THE DATA ->
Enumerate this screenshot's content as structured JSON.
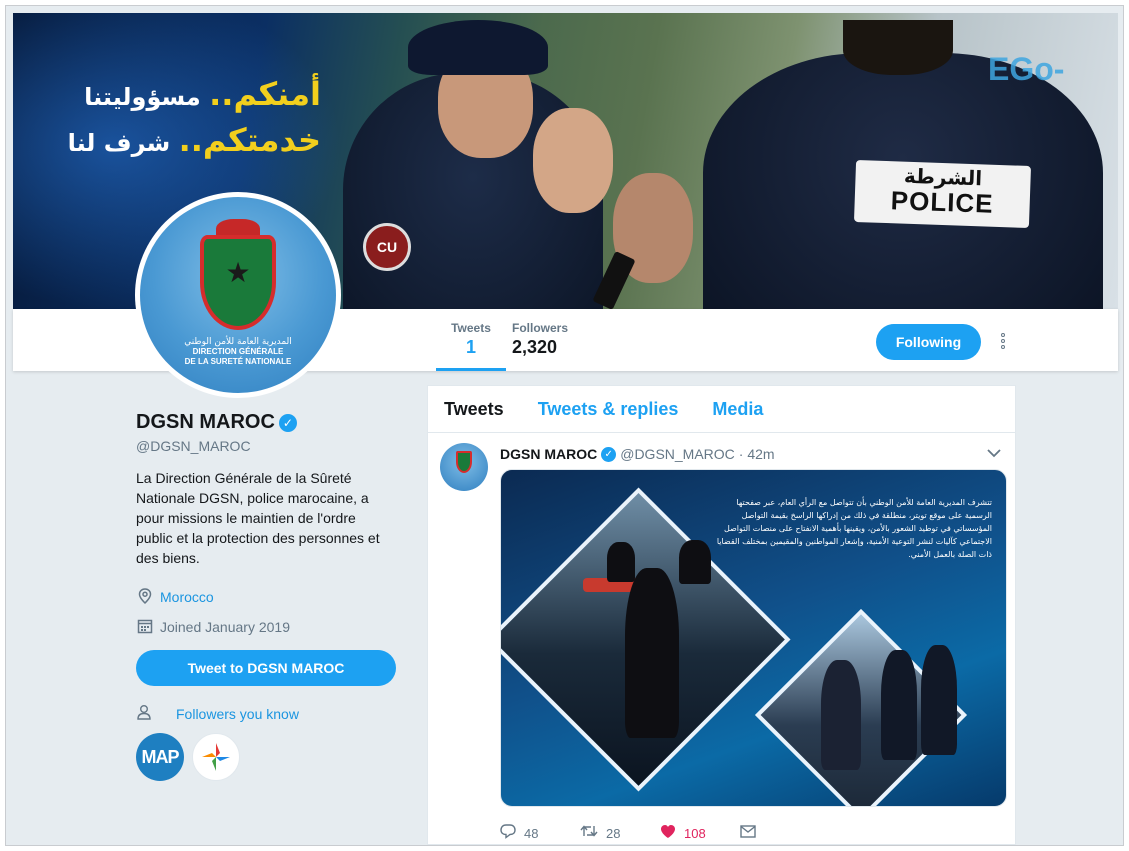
{
  "banner": {
    "slogan_line1_highlight": "أمنكم..",
    "slogan_line1_rest": "مسؤوليتنا",
    "slogan_line2_highlight": "خدمتكم..",
    "slogan_line2_rest": "شرف لنا",
    "patch_arabic": "الشرطة",
    "patch_english": "POLICE",
    "badge_text": "CU",
    "sign_text": "EGo-"
  },
  "avatar": {
    "text_arabic": "المديرية العامة للأمن الوطني",
    "text_line1": "DIRECTION GÉNÉRALE",
    "text_line2": "DE LA SURETÉ NATIONALE"
  },
  "profile_nav": {
    "tweets_label": "Tweets",
    "tweets_count": "1",
    "followers_label": "Followers",
    "followers_count": "2,320",
    "following_button": "Following",
    "accent_color": "#1da1f2"
  },
  "profile": {
    "name": "DGSN MAROC",
    "verified_icon": "✓",
    "handle": "@DGSN_MAROC",
    "bio": "La Direction Générale de la Sûreté Nationale DGSN, police marocaine, a pour missions le maintien de l'ordre public et la protection des personnes et des biens.",
    "location": "Morocco",
    "joined": "Joined January 2019",
    "tweet_to_button": "Tweet to DGSN MAROC",
    "followers_you_know": "Followers you know",
    "fyk_avatar1": "MAP"
  },
  "timeline": {
    "tabs": [
      {
        "label": "Tweets"
      },
      {
        "label": "Tweets & replies"
      },
      {
        "label": "Media"
      }
    ],
    "tweet": {
      "name": "DGSN MAROC",
      "handle": "@DGSN_MAROC",
      "time": "· 42m",
      "media_text": "تتشرف المديرية العامة للأمن الوطني بأن تتواصل مع الرأي العام، عبر صفحتها الرسمية على موقع تويتر، منطلقة في ذلك من إدراكها الراسخ بقيمة التواصل المؤسساتي في توطيد الشعور بالأمن، ويقينها بأهمية الانفتاح على منصات التواصل الاجتماعي كآليات لنشر التوعية الأمنية، وإشعار المواطنين والمقيمين بمختلف القضايا ذات الصلة بالعمل الأمني.",
      "replies": "48",
      "retweets": "28",
      "likes": "108",
      "like_color": "#e0245e"
    }
  }
}
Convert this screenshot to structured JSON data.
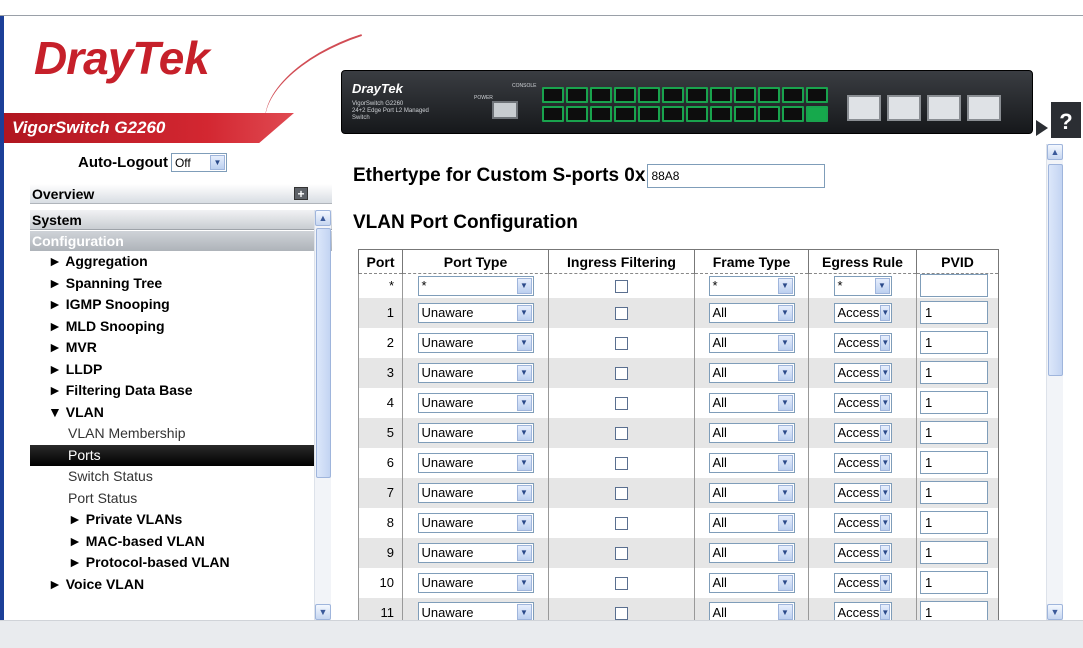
{
  "brand": {
    "logo_dray": "Dray",
    "logo_tek": "Tek",
    "model": "VigorSwitch G2260"
  },
  "device": {
    "brand": "DrayTek",
    "model_text": "VigorSwitch G2260",
    "model_sub": "24+2 Edge Port L2 Managed Switch",
    "power_label": "POWER",
    "console_label": "CONSOLE"
  },
  "help": {
    "label": "?"
  },
  "sidebar": {
    "autologout_label": "Auto-Logout",
    "autologout_value": "Off",
    "overview": "Overview",
    "system": "System",
    "configuration": "Configuration",
    "items": [
      {
        "label": "► Aggregation",
        "level": 1
      },
      {
        "label": "► Spanning Tree",
        "level": 1
      },
      {
        "label": "► IGMP Snooping",
        "level": 1
      },
      {
        "label": "► MLD Snooping",
        "level": 1
      },
      {
        "label": "► MVR",
        "level": 1
      },
      {
        "label": "► LLDP",
        "level": 1
      },
      {
        "label": "► Filtering Data Base",
        "level": 1
      },
      {
        "label": "▼ VLAN",
        "level": 1
      },
      {
        "label": "VLAN Membership",
        "level": 2
      },
      {
        "label": "Ports",
        "level": 2,
        "active": true
      },
      {
        "label": "Switch Status",
        "level": 2
      },
      {
        "label": "Port Status",
        "level": 2
      },
      {
        "label": "► Private VLANs",
        "level": 3
      },
      {
        "label": "► MAC-based VLAN",
        "level": 3
      },
      {
        "label": "► Protocol-based VLAN",
        "level": 3
      },
      {
        "label": "► Voice VLAN",
        "level": 1
      }
    ]
  },
  "main": {
    "ethertype_label": "Ethertype for Custom S-ports 0x",
    "ethertype_value": "88A8",
    "title": "VLAN Port Configuration",
    "columns": [
      "Port",
      "Port Type",
      "Ingress Filtering",
      "Frame Type",
      "Egress Rule",
      "PVID"
    ],
    "wildcard_row": {
      "port": "*",
      "port_type": "*",
      "frame_type": "*",
      "egress_rule": "*",
      "pvid": ""
    },
    "rows": [
      {
        "port": "1",
        "port_type": "Unaware",
        "frame_type": "All",
        "egress_rule": "Access",
        "pvid": "1"
      },
      {
        "port": "2",
        "port_type": "Unaware",
        "frame_type": "All",
        "egress_rule": "Access",
        "pvid": "1"
      },
      {
        "port": "3",
        "port_type": "Unaware",
        "frame_type": "All",
        "egress_rule": "Access",
        "pvid": "1"
      },
      {
        "port": "4",
        "port_type": "Unaware",
        "frame_type": "All",
        "egress_rule": "Access",
        "pvid": "1"
      },
      {
        "port": "5",
        "port_type": "Unaware",
        "frame_type": "All",
        "egress_rule": "Access",
        "pvid": "1"
      },
      {
        "port": "6",
        "port_type": "Unaware",
        "frame_type": "All",
        "egress_rule": "Access",
        "pvid": "1"
      },
      {
        "port": "7",
        "port_type": "Unaware",
        "frame_type": "All",
        "egress_rule": "Access",
        "pvid": "1"
      },
      {
        "port": "8",
        "port_type": "Unaware",
        "frame_type": "All",
        "egress_rule": "Access",
        "pvid": "1"
      },
      {
        "port": "9",
        "port_type": "Unaware",
        "frame_type": "All",
        "egress_rule": "Access",
        "pvid": "1"
      },
      {
        "port": "10",
        "port_type": "Unaware",
        "frame_type": "All",
        "egress_rule": "Access",
        "pvid": "1"
      },
      {
        "port": "11",
        "port_type": "Unaware",
        "frame_type": "All",
        "egress_rule": "Access",
        "pvid": "1"
      }
    ]
  },
  "colors": {
    "brand_red": "#c6202a",
    "active_bg": "#000000",
    "row_alt": "#e6e6e6",
    "left_bar": "#1c3f98"
  }
}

WHAT YOU WILL DO -> Transcribe the material exactly, leaving every picture out.

RESULT OF THE TASK ->
Enumerate this screenshot's content as structured JSON.
{
  "banner": {
    "slogan_line1_highlight": "أمنكم..",
    "slogan_line1_rest": "مسؤوليتنا",
    "slogan_line2_highlight": "خدمتكم..",
    "slogan_line2_rest": "شرف لنا",
    "patch_arabic": "الشرطة",
    "patch_english": "POLICE",
    "badge_text": "CU",
    "sign_text": "EGo-"
  },
  "avatar": {
    "text_arabic": "المديرية العامة للأمن الوطني",
    "text_line1": "DIRECTION GÉNÉRALE",
    "text_line2": "DE LA SURETÉ NATIONALE"
  },
  "profile_nav": {
    "tweets_label": "Tweets",
    "tweets_count": "1",
    "followers_label": "Followers",
    "followers_count": "2,320",
    "following_button": "Following",
    "accent_color": "#1da1f2"
  },
  "profile": {
    "name": "DGSN MAROC",
    "verified_icon": "✓",
    "handle": "@DGSN_MAROC",
    "bio": "La Direction Générale de la Sûreté Nationale DGSN, police marocaine, a pour missions le maintien de l'ordre public et la protection des personnes et des biens.",
    "location": "Morocco",
    "joined": "Joined January 2019",
    "tweet_to_button": "Tweet to DGSN MAROC",
    "followers_you_know": "Followers you know",
    "fyk_avatar1": "MAP"
  },
  "timeline": {
    "tabs": [
      {
        "label": "Tweets"
      },
      {
        "label": "Tweets & replies"
      },
      {
        "label": "Media"
      }
    ],
    "tweet": {
      "name": "DGSN MAROC",
      "handle": "@DGSN_MAROC",
      "time": "· 42m",
      "media_text": "تتشرف المديرية العامة للأمن الوطني بأن تتواصل مع الرأي العام، عبر صفحتها الرسمية على موقع تويتر، منطلقة في ذلك من إدراكها الراسخ بقيمة التواصل المؤسساتي في توطيد الشعور بالأمن، ويقينها بأهمية الانفتاح على منصات التواصل الاجتماعي كآليات لنشر التوعية الأمنية، وإشعار المواطنين والمقيمين بمختلف القضايا ذات الصلة بالعمل الأمني.",
      "replies": "48",
      "retweets": "28",
      "likes": "108",
      "like_color": "#e0245e"
    }
  }
}
Convert this screenshot to structured JSON data.
{
  "brand": {
    "logo_dray": "Dray",
    "logo_tek": "Tek",
    "model": "VigorSwitch G2260"
  },
  "device": {
    "brand": "DrayTek",
    "model_text": "VigorSwitch G2260",
    "model_sub": "24+2 Edge Port L2 Managed Switch",
    "power_label": "POWER",
    "console_label": "CONSOLE"
  },
  "help": {
    "label": "?"
  },
  "sidebar": {
    "autologout_label": "Auto-Logout",
    "autologout_value": "Off",
    "overview": "Overview",
    "system": "System",
    "configuration": "Configuration",
    "items": [
      {
        "label": "► Aggregation",
        "level": 1
      },
      {
        "label": "► Spanning Tree",
        "level": 1
      },
      {
        "label": "► IGMP Snooping",
        "level": 1
      },
      {
        "label": "► MLD Snooping",
        "level": 1
      },
      {
        "label": "► MVR",
        "level": 1
      },
      {
        "label": "► LLDP",
        "level": 1
      },
      {
        "label": "► Filtering Data Base",
        "level": 1
      },
      {
        "label": "▼ VLAN",
        "level": 1
      },
      {
        "label": "VLAN Membership",
        "level": 2
      },
      {
        "label": "Ports",
        "level": 2,
        "active": true
      },
      {
        "label": "Switch Status",
        "level": 2
      },
      {
        "label": "Port Status",
        "level": 2
      },
      {
        "label": "► Private VLANs",
        "level": 3
      },
      {
        "label": "► MAC-based VLAN",
        "level": 3
      },
      {
        "label": "► Protocol-based VLAN",
        "level": 3
      },
      {
        "label": "► Voice VLAN",
        "level": 1
      }
    ]
  },
  "main": {
    "ethertype_label": "Ethertype for Custom S-ports 0x",
    "ethertype_value": "88A8",
    "title": "VLAN Port Configuration",
    "columns": [
      "Port",
      "Port Type",
      "Ingress Filtering",
      "Frame Type",
      "Egress Rule",
      "PVID"
    ],
    "wildcard_row": {
      "port": "*",
      "port_type": "*",
      "frame_type": "*",
      "egress_rule": "*",
      "pvid": ""
    },
    "rows": [
      {
        "port": "1",
        "port_type": "Unaware",
        "frame_type": "All",
        "egress_rule": "Access",
        "pvid": "1"
      },
      {
        "port": "2",
        "port_type": "Unaware",
        "frame_type": "All",
        "egress_rule": "Access",
        "pvid": "1"
      },
      {
        "port": "3",
        "port_type": "Unaware",
        "frame_type": "All",
        "egress_rule": "Access",
        "pvid": "1"
      },
      {
        "port": "4",
        "port_type": "Unaware",
        "frame_type": "All",
        "egress_rule": "Access",
        "pvid": "1"
      },
      {
        "port": "5",
        "port_type": "Unaware",
        "frame_type": "All",
        "egress_rule": "Access",
        "pvid": "1"
      },
      {
        "port": "6",
        "port_type": "Unaware",
        "frame_type": "All",
        "egress_rule": "Access",
        "pvid": "1"
      },
      {
        "port": "7",
        "port_type": "Unaware",
        "frame_type": "All",
        "egress_rule": "Access",
        "pvid": "1"
      },
      {
        "port": "8",
        "port_type": "Unaware",
        "frame_type": "All",
        "egress_rule": "Access",
        "pvid": "1"
      },
      {
        "port": "9",
        "port_type": "Unaware",
        "frame_type": "All",
        "egress_rule": "Access",
        "pvid": "1"
      },
      {
        "port": "10",
        "port_type": "Unaware",
        "frame_type": "All",
        "egress_rule": "Access",
        "pvid": "1"
      },
      {
        "port": "11",
        "port_type": "Unaware",
        "frame_type": "All",
        "egress_rule": "Access",
        "pvid": "1"
      }
    ]
  },
  "colors": {
    "brand_red": "#c6202a",
    "active_bg": "#000000",
    "row_alt": "#e6e6e6",
    "left_bar": "#1c3f98"
  }
}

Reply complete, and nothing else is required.